begin
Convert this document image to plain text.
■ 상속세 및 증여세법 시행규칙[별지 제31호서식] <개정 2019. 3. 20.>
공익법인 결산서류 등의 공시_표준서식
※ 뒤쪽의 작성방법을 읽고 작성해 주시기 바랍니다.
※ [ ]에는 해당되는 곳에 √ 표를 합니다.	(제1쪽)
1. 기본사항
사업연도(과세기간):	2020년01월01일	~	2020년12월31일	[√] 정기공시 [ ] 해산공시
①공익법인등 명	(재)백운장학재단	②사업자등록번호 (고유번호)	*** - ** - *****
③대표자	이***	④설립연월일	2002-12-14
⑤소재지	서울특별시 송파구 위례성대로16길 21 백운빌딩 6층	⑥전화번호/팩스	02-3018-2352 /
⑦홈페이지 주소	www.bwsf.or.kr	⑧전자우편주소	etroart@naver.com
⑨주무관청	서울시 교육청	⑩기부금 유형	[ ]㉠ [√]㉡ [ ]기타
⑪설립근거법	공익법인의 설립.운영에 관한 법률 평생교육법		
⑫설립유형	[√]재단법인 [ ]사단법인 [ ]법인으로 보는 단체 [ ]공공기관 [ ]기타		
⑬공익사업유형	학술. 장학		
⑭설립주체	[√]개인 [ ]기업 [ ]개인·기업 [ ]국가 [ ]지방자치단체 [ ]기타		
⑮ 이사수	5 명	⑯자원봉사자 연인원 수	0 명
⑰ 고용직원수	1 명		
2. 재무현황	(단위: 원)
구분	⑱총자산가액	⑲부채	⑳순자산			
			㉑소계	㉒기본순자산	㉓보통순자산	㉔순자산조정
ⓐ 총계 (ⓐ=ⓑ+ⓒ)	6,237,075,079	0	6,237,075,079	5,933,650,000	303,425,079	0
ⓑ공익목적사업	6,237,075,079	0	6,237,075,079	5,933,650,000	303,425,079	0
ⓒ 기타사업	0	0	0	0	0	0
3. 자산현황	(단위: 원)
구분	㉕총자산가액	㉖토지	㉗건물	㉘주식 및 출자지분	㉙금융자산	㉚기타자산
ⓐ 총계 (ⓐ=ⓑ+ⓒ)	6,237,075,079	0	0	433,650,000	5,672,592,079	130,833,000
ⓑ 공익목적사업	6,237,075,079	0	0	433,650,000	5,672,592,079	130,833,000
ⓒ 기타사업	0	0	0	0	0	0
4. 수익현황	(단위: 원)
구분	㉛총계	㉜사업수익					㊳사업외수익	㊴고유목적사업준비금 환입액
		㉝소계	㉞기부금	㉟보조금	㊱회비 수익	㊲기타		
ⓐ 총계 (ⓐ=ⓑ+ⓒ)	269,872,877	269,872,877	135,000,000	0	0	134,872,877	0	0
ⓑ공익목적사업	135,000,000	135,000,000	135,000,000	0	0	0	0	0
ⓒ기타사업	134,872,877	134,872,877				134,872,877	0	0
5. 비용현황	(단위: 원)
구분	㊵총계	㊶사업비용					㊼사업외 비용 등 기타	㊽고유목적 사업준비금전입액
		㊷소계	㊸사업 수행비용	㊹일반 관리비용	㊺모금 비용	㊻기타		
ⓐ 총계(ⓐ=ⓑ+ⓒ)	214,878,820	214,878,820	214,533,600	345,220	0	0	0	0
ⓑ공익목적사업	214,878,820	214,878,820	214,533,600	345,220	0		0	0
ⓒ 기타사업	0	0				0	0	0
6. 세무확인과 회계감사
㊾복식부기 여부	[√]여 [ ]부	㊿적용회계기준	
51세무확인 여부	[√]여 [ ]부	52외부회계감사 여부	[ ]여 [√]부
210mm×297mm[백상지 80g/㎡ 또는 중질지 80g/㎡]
end
_WRITTEN TASK:_
Write the entries again, exactly as they stand.

_RESULT OF THIS TASK:_
Convert this document image to plain text.
■ 상속세 및 증여세법 시행규칙[별지 제31호서식] <개정 2019. 3. 20.>
공익법인 결산서류 등의 공시_표준서식
※ 뒤쪽의 작성방법을 읽고 작성해 주시기 바랍니다.
※ [ ]에는 해당되는 곳에 √ 표를 합니다.	(제1쪽)
1. 기본사항
사업연도(과세기간):	2020년01월01일	~	2020년12월31일	[√] 정기공시 [ ] 해산공시
①공익법인등 명	(재)백운장학재단	②사업자등록번호 (고유번호)	*** - ** - *****
③대표자	이***	④설립연월일	2002-12-14
⑤소재지	서울특별시 송파구 위례성대로16길 21 백운빌딩 6층	⑥전화번호/팩스	02-3018-2352 /
⑦홈페이지 주소	www.bwsf.or.kr	⑧전자우편주소	etroart@naver.com
⑨주무관청	서울시 교육청	⑩기부금 유형	[ ]㉠ [√]㉡ [ ]기타
⑪설립근거법	공익법인의 설립.운영에 관한 법률 평생교육법		
⑫설립유형	[√]재단법인 [ ]사단법인 [ ]법인으로 보는 단체 [ ]공공기관 [ ]기타		
⑬공익사업유형	학술. 장학		
⑭설립주체	[√]개인 [ ]기업 [ ]개인·기업 [ ]국가 [ ]지방자치단체 [ ]기타		
⑮ 이사수	5 명	⑯자원봉사자 연인원 수	0 명
⑰ 고용직원수	1 명		
2. 재무현황	(단위: 원)
구분	⑱총자산가액	⑲부채	⑳순자산			
			㉑소계	㉒기본순자산	㉓보통순자산	㉔순자산조정
ⓐ 총계 (ⓐ=ⓑ+ⓒ)	6,237,075,079	0	6,237,075,079	5,933,650,000	303,425,079	0
ⓑ공익목적사업	6,237,075,079	0	6,237,075,079	5,933,650,000	303,425,079	0
ⓒ 기타사업	0	0	0	0	0	0
3. 자산현황	(단위: 원)
구분	㉕총자산가액	㉖토지	㉗건물	㉘주식 및 출자지분	㉙금융자산	㉚기타자산
ⓐ 총계 (ⓐ=ⓑ+ⓒ)	6,237,075,079	0	0	433,650,000	5,672,592,079	130,833,000
ⓑ 공익목적사업	6,237,075,079	0	0	433,650,000	5,672,592,079	130,833,000
ⓒ 기타사업	0	0	0	0	0	0
4. 수익현황	(단위: 원)
구분	㉛총계	㉜사업수익					㊳사업외수익	㊴고유목적사업준비금 환입액
		㉝소계	㉞기부금	㉟보조금	㊱회비 수익	㊲기타		
ⓐ 총계 (ⓐ=ⓑ+ⓒ)	269,872,877	269,872,877	135,000,000	0	0	134,872,877	0	0
ⓑ공익목적사업	135,000,000	135,000,000	135,000,000	0	0	0	0	0
ⓒ기타사업	134,872,877	134,872,877				134,872,877	0	0
5. 비용현황	(단위: 원)
구분	㊵총계	㊶사업비용					㊼사업외 비용 등 기타	㊽고유목적 사업준비금전입액
		㊷소계	㊸사업 수행비용	㊹일반 관리비용	㊺모금 비용	㊻기타		
ⓐ 총계(ⓐ=ⓑ+ⓒ)	214,878,820	214,878,820	214,533,600	345,220	0	0	0	0
ⓑ공익목적사업	214,878,820	214,878,820	214,533,600	345,220	0		0	0
ⓒ 기타사업	0	0				0	0	0
6. 세무확인과 회계감사
㊾복식부기 여부	[√]여 [ ]부	㊿적용회계기준	
51세무확인 여부	[√]여 [ ]부	52외부회계감사 여부	[ ]여 [√]부
210mm×297mm[백상지 80g/㎡ 또는 중질지 80g/㎡]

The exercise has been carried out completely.